GIVEN RECORDS:

>> START

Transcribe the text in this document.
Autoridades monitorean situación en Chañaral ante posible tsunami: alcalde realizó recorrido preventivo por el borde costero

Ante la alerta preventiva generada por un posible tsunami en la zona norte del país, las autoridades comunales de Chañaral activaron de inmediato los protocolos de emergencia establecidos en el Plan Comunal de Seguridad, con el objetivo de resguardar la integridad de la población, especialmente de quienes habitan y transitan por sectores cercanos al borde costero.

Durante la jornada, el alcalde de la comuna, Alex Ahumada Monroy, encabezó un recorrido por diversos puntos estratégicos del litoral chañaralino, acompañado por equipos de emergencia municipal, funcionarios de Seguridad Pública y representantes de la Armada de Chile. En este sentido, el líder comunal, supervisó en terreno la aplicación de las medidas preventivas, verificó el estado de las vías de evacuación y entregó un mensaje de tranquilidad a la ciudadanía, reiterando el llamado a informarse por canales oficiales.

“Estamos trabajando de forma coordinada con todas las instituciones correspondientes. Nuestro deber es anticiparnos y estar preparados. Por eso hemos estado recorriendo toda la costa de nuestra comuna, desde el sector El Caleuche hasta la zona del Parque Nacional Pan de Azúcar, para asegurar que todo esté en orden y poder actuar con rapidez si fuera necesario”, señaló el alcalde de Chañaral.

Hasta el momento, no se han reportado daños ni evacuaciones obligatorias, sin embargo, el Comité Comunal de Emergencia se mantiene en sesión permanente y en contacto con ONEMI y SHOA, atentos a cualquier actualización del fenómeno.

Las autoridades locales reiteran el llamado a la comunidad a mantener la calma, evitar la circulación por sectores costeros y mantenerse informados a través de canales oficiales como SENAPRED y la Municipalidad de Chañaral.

>> END

GOAL OF THE EXERCISE: Each line in the material above must be retyped without alteration.

REPLY TO THE EXERCISE:
Transcribe the text in this document.
Autoridades monitorean situación en Chañaral ante posible tsunami: alcalde realizó recorrido preventivo por el borde costero

Ante la alerta preventiva generada por un posible tsunami en la zona norte del país, las autoridades comunales de Chañaral activaron de inmediato los protocolos de emergencia establecidos en el Plan Comunal de Seguridad, con el objetivo de resguardar la integridad de la población, especialmente de quienes habitan y transitan por sectores cercanos al borde costero.

Durante la jornada, el alcalde de la comuna, Alex Ahumada Monroy, encabezó un recorrido por diversos puntos estratégicos del litoral chañaralino, acompañado por equipos de emergencia municipal, funcionarios de Seguridad Pública y representantes de la Armada de Chile. En este sentido, el líder comunal, supervisó en terreno la aplicación de las medidas preventivas, verificó el estado de las vías de evacuación y entregó un mensaje de tranquilidad a la ciudadanía, reiterando el llamado a informarse por canales oficiales.

“Estamos trabajando de forma coordinada con todas las instituciones correspondientes. Nuestro deber es anticiparnos y estar preparados. Por eso hemos estado recorriendo toda la costa de nuestra comuna, desde el sector El Caleuche hasta la zona del Parque Nacional Pan de Azúcar, para asegurar que todo esté en orden y poder actuar con rapidez si fuera necesario”, señaló el alcalde de Chañaral.

Hasta el momento, no se han reportado daños ni evacuaciones obligatorias, sin embargo, el Comité Comunal de Emergencia se mantiene en sesión permanente y en contacto con ONEMI y SHOA, atentos a cualquier actualización del fenómeno.

Las autoridades locales reiteran el llamado a la comunidad a mantener la calma, evitar la circulación por sectores costeros y mantenerse informados a través de canales oficiales como SENAPRED y la Municipalidad de Chañaral.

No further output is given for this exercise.